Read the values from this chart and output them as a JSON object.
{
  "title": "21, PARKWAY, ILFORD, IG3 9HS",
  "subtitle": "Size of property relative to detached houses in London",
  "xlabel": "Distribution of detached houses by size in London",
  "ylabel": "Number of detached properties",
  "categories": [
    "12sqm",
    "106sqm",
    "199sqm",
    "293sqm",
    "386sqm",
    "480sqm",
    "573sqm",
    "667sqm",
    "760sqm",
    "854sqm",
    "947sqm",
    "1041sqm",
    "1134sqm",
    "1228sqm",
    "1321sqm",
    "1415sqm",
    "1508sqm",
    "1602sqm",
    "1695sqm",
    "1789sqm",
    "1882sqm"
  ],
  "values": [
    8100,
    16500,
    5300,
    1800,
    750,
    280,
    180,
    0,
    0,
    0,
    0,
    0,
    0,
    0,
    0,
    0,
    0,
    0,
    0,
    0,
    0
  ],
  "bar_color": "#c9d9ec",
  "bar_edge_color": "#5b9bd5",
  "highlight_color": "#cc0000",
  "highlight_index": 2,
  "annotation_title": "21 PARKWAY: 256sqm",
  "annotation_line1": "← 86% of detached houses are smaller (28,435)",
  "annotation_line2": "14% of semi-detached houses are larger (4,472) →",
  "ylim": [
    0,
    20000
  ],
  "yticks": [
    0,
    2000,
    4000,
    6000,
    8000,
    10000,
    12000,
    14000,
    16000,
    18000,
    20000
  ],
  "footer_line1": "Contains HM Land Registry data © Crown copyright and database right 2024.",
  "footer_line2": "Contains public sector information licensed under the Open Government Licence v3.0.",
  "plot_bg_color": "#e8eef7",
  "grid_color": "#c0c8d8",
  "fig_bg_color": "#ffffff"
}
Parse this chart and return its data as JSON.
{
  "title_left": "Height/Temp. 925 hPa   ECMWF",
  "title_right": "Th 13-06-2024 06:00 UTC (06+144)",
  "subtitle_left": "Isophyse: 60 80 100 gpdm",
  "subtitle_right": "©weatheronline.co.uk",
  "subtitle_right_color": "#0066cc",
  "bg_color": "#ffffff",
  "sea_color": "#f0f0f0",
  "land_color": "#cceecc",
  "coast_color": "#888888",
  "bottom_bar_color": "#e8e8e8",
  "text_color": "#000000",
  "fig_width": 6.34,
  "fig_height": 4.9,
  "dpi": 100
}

+++

→ WHAT IS NEEDED: Determine the count of lines in the data above with the string "houses" in them, and give that count alone.

→ FINAL ANSWER: 4